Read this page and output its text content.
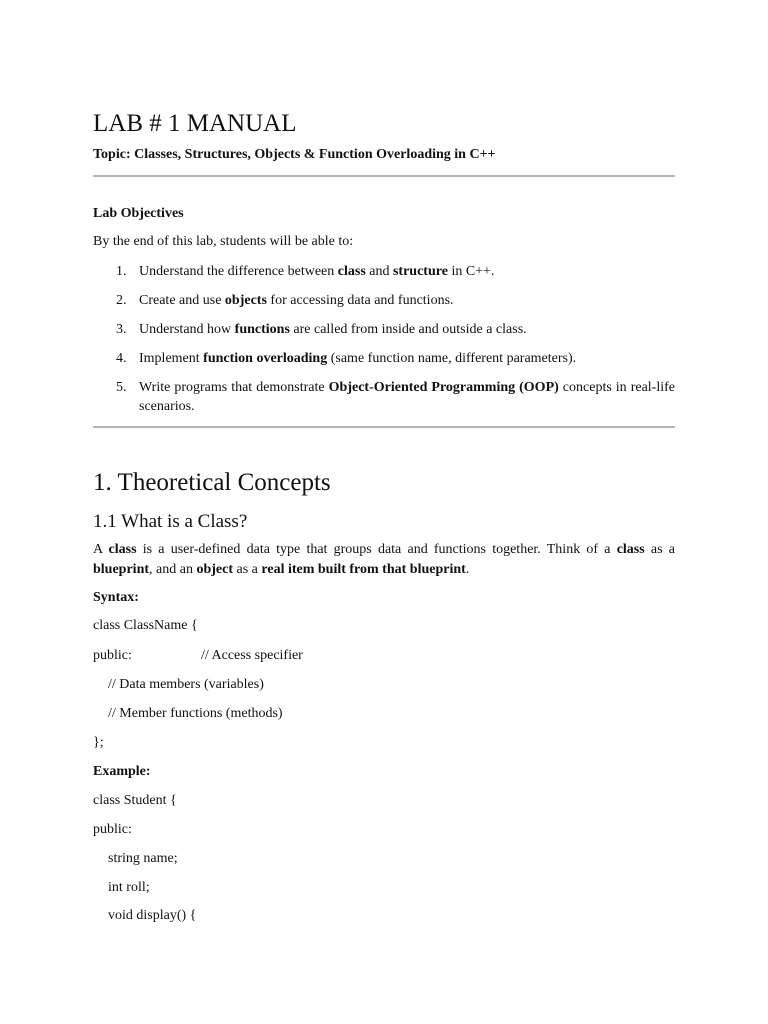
LAB # 1 MANUAL
Topic: Classes, Structures, Objects & Function Overloading in C++
Lab Objectives
By the end of this lab, students will be able to:
1. Understand the difference between class and structure in C++.
2. Create and use objects for accessing data and functions.
3. Understand how functions are called from inside and outside a class.
4. Implement function overloading (same function name, different parameters).
5. Write programs that demonstrate Object-Oriented Programming (OOP) concepts in real-life scenarios.
1. Theoretical Concepts
1.1 What is a Class?

A class is a user-defined data type that groups data and functions together. Think of a class as a blueprint, and an object as a real item built from that blueprint.

Syntax:
class ClassName {
public:	// Access specifier
// Data members (variables)
// Member functions (methods)
};
Example:
class Student {
public:
string name;
int roll;
void display() {
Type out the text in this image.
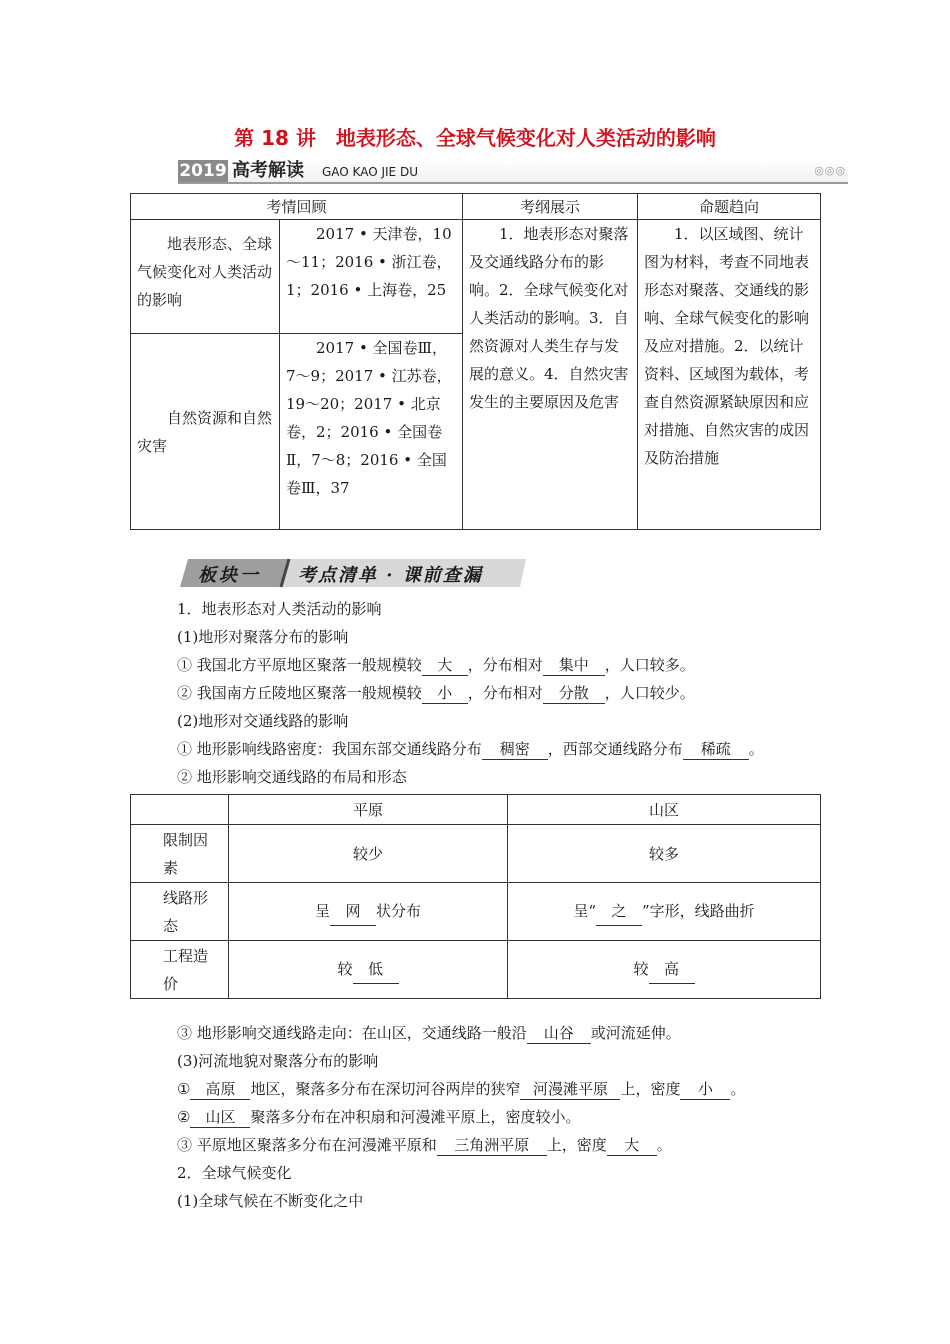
第 18 讲　地表形态、全球气候变化对人类活动的影响
2019 高考解读 GAO KAO JIE DU	◎◎◎
考情回顾		考纲展示	命题趋向
地表形态、全球气候变化对人类活动的影响	2017 • 天津卷，10～11；2016 • 浙江卷，1；2016 • 上海卷，25	1．地表形态对聚落及交通线路分布的影响。2．全球气候变化对人类活动的影响。3．自然资源对人类生存与发展的意义。4．自然灾害发生的主要原因及危害	1．以区域图、统计图为材料，考查不同地表形态对聚落、交通线的影响、全球气候变化的影响及应对措施。2．以统计资料、区域图为载体，考查自然资源紧缺原因和应对措施、自然灾害的成因及防治措施
自然资源和自然灾害	2017 • 全国卷Ⅲ，7～9；2017 • 江苏卷，19～20；2017 • 北京卷，2；2016 • 全国卷Ⅱ，7～8；2016 • 全国卷Ⅲ，37		
板块一 考点清单 · 课前查漏
1．地表形态对人类活动的影响
(1)地形对聚落分布的影响
① 我国北方平原地区聚落一般规模较 大 ，分布相对 集中 ，人口较多。
② 我国南方丘陵地区聚落一般规模较 小 ，分布相对 分散 ，人口较少。
(2)地形对交通线路的影响
① 地形影响线路密度：我国东部交通线路分布 稠密 ，西部交通线路分布 稀疏 。
② 地形影响交通线路的布局和形态
	平原	山区
限制因素	较少	较多
线路形态	呈 网 状分布	呈“ 之 ”字形，线路曲折
工程造价	较 低	较 高
③ 地形影响交通线路走向：在山区，交通线路一般沿 山谷 或河流延伸。
(3)河流地貌对聚落分布的影响
① 高原 地区，聚落多分布在深切河谷两岸的狭窄 河漫滩平原 上，密度 小 。
② 山区 聚落多分布在冲积扇和河漫滩平原上，密度较小。
③ 平原地区聚落多分布在河漫滩平原和 三角洲平原 上，密度 大 。
2．全球气候变化
(1)全球气候在不断变化之中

------------------------------------------------

* Task goal
Retype all of the entries exactly as written, leaving out any images.

* Result of this task
Read this page and output its text content.
LAB # 1 MANUAL
Topic: Classes, Structures, Objects & Function Overloading in C++
Lab Objectives
By the end of this lab, students will be able to:
1. Understand the difference between class and structure in C++.
2. Create and use objects for accessing data and functions.
3. Understand how functions are called from inside and outside a class.
4. Implement function overloading (same function name, different parameters).
5. Write programs that demonstrate Object-Oriented Programming (OOP) concepts in real-life scenarios.
1. Theoretical Concepts
1.1 What is a Class?

A class is a user-defined data type that groups data and functions together. Think of a class as a blueprint, and an object as a real item built from that blueprint.

Syntax:
class ClassName {
public:	// Access specifier
// Data members (variables)
// Member functions (methods)
};
Example:
class Student {
public:
string name;
int roll;
void display() {
Type out the text in this image.
第 18 讲　地表形态、全球气候变化对人类活动的影响
2019 高考解读 GAO KAO JIE DU	◎◎◎
考情回顾		考纲展示	命题趋向
地表形态、全球气候变化对人类活动的影响	2017 • 天津卷，10～11；2016 • 浙江卷，1；2016 • 上海卷，25	1．地表形态对聚落及交通线路分布的影响。2．全球气候变化对人类活动的影响。3．自然资源对人类生存与发展的意义。4．自然灾害发生的主要原因及危害	1．以区域图、统计图为材料，考查不同地表形态对聚落、交通线的影响、全球气候变化的影响及应对措施。2．以统计资料、区域图为载体，考查自然资源紧缺原因和应对措施、自然灾害的成因及防治措施
自然资源和自然灾害	2017 • 全国卷Ⅲ，7～9；2017 • 江苏卷，19～20；2017 • 北京卷，2；2016 • 全国卷Ⅱ，7～8；2016 • 全国卷Ⅲ，37		
板块一 考点清单 · 课前查漏
1．地表形态对人类活动的影响
(1)地形对聚落分布的影响
① 我国北方平原地区聚落一般规模较 大 ，分布相对 集中 ，人口较多。
② 我国南方丘陵地区聚落一般规模较 小 ，分布相对 分散 ，人口较少。
(2)地形对交通线路的影响
① 地形影响线路密度：我国东部交通线路分布 稠密 ，西部交通线路分布 稀疏 。
② 地形影响交通线路的布局和形态
	平原	山区
限制因素	较少	较多
线路形态	呈 网 状分布	呈“ 之 ”字形，线路曲折
工程造价	较 低	较 高
③ 地形影响交通线路走向：在山区，交通线路一般沿 山谷 或河流延伸。
(3)河流地貌对聚落分布的影响
① 高原 地区，聚落多分布在深切河谷两岸的狭窄 河漫滩平原 上，密度 小 。
② 山区 聚落多分布在冲积扇和河漫滩平原上，密度较小。
③ 平原地区聚落多分布在河漫滩平原和 三角洲平原 上，密度 大 。
2．全球气候变化
(1)全球气候在不断变化之中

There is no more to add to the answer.